(Stored items from a collection)
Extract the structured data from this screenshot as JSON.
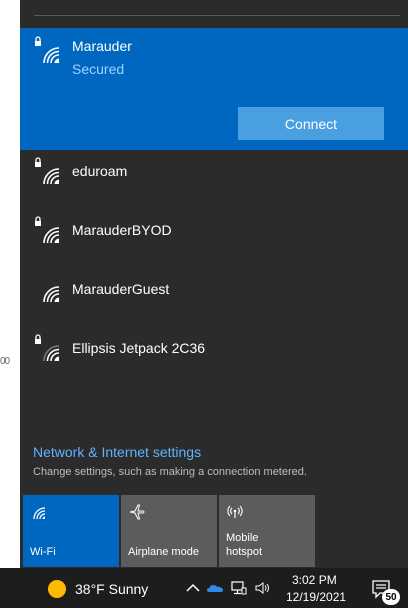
{
  "background_fragment": "00",
  "networks": [
    {
      "name": "Marauder",
      "status": "Secured",
      "secured": true,
      "selected": true
    },
    {
      "name": "eduroam",
      "secured": true
    },
    {
      "name": "MarauderBYOD",
      "secured": true
    },
    {
      "name": "MarauderGuest",
      "secured": false
    },
    {
      "name": "Ellipsis Jetpack 2C36",
      "secured": true
    }
  ],
  "connect_label": "Connect",
  "settings": {
    "title": "Network & Internet settings",
    "subtitle": "Change settings, such as making a connection metered."
  },
  "quick_actions": [
    {
      "label": "Wi-Fi",
      "icon": "wifi-icon",
      "active": true
    },
    {
      "label": "Airplane mode",
      "icon": "airplane-icon",
      "active": false
    },
    {
      "label_line1": "Mobile",
      "label_line2": "hotspot",
      "icon": "hotspot-icon",
      "active": false
    }
  ],
  "taskbar": {
    "weather": "38°F  Sunny",
    "time": "3:02 PM",
    "date": "12/19/2021",
    "notification_count": "50"
  },
  "colors": {
    "panel": "#2b2b2b",
    "accent": "#0067c0",
    "connect_button": "#4a9fe0",
    "link": "#5fb2ff",
    "tile_inactive": "#5c5c5c",
    "taskbar": "#1d1d1d"
  }
}
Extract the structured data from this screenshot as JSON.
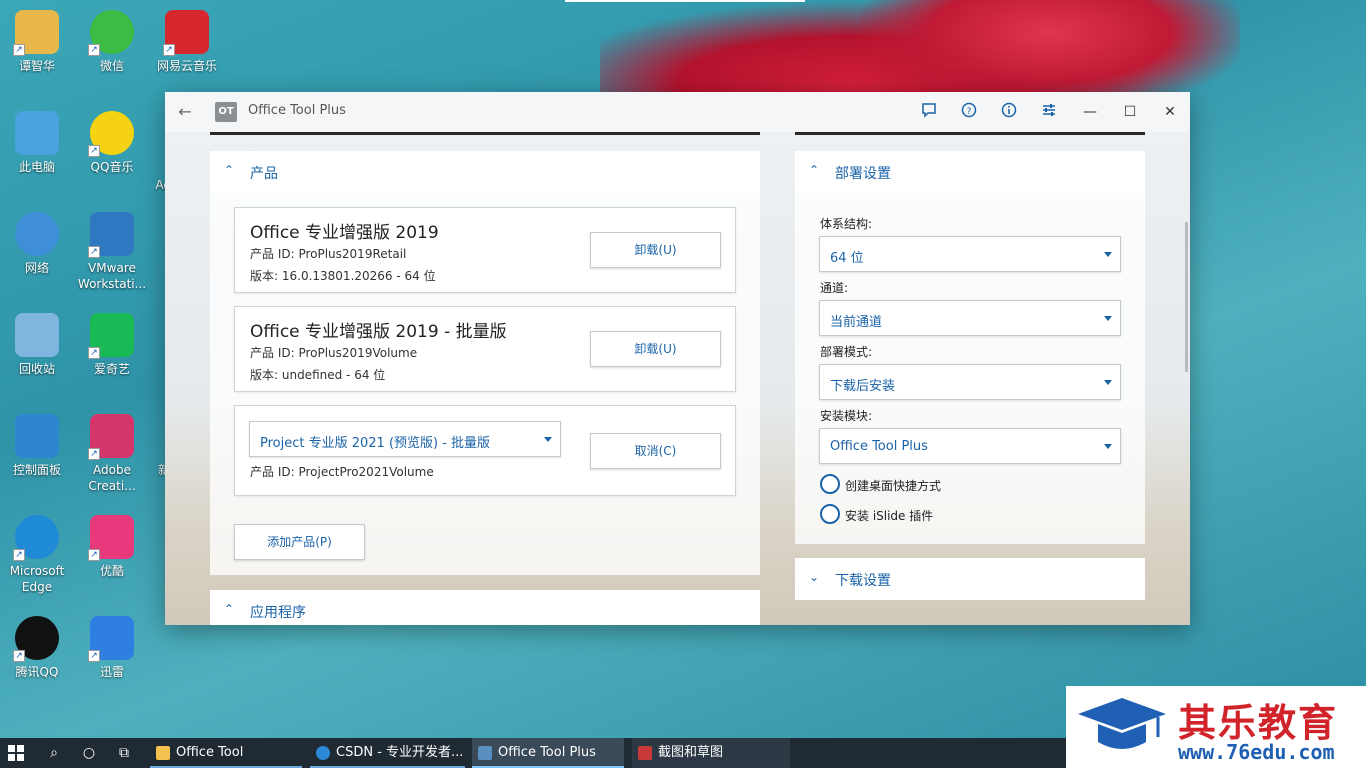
{
  "desktop": {
    "icons": [
      {
        "label": "谭智华",
        "color": "#e8b94a"
      },
      {
        "label": "微信",
        "color": "#3dbb43"
      },
      {
        "label": "网易云音乐",
        "color": "#d8262f"
      },
      {
        "label": "此电脑",
        "color": "#4aa3df"
      },
      {
        "label": "QQ音乐",
        "color": "#f5d312"
      },
      {
        "label": "网络",
        "color": "#3f8fd8"
      },
      {
        "label": "VMware Workstati...",
        "color": "#2e78c2"
      },
      {
        "label": "回收站",
        "color": "#7fb6e0"
      },
      {
        "label": "爱奇艺",
        "color": "#19b955"
      },
      {
        "label": "控制面板",
        "color": "#2d86cf"
      },
      {
        "label": "Adobe Creati...",
        "color": "#d4366b"
      },
      {
        "label": "Microsoft Edge",
        "color": "#1f8ad6"
      },
      {
        "label": "优酷",
        "color": "#e8397d"
      },
      {
        "label": "腾讯QQ",
        "color": "#111111"
      },
      {
        "label": "迅雷",
        "color": "#2f7fe3"
      }
    ],
    "partial_labels": {
      "ac": "Ac",
      "xin": "新"
    }
  },
  "window": {
    "title": "Office Tool Plus",
    "logo_text": "OT",
    "toolbar_icons": [
      "feedback-icon",
      "help-icon",
      "info-icon",
      "settings-icon"
    ],
    "controls": {
      "minimize": "—",
      "maximize": "☐",
      "close": "✕"
    }
  },
  "products_panel": {
    "header": "产品",
    "items": [
      {
        "name": "Office 专业增强版 2019",
        "product_id": "产品 ID: ProPlus2019Retail",
        "version": "版本: 16.0.13801.20266 - 64 位",
        "button": "卸载(U)"
      },
      {
        "name": "Office 专业增强版 2019 - 批量版",
        "product_id": "产品 ID: ProPlus2019Volume",
        "version": "版本: undefined - 64 位",
        "button": "卸载(U)"
      }
    ],
    "pending": {
      "select_value": "Project 专业版 2021 (预览版) - 批量版",
      "product_id": "产品 ID: ProjectPro2021Volume",
      "button": "取消(C)"
    },
    "add_button": "添加产品(P)"
  },
  "apps_panel": {
    "header": "应用程序"
  },
  "deploy_panel": {
    "header": "部署设置",
    "fields": [
      {
        "label": "体系结构:",
        "value": "64 位"
      },
      {
        "label": "通道:",
        "value": "当前通道"
      },
      {
        "label": "部署模式:",
        "value": "下载后安装"
      },
      {
        "label": "安装模块:",
        "value": "Office Tool Plus"
      }
    ],
    "options": [
      "创建桌面快捷方式",
      "安装 iSlide 插件"
    ]
  },
  "download_panel": {
    "header": "下载设置"
  },
  "taskbar": {
    "items": [
      {
        "label": "Office Tool",
        "color": "#f2c14e"
      },
      {
        "label": "CSDN - 专业开发者...",
        "color": "#2c89d8"
      },
      {
        "label": "Office Tool Plus",
        "color": "#5a8fc2"
      },
      {
        "label": "截图和草图",
        "color": "#c83a3a"
      }
    ]
  },
  "watermark": {
    "title": "其乐教育",
    "url": "www.76edu.com"
  }
}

(To be done) Copy every line of the listing where the word "专业增强版" appears.

(Solution)
        "name": "Office 专业增强版 2019",
        "name": "Office 专业增强版 2019 - 批量版",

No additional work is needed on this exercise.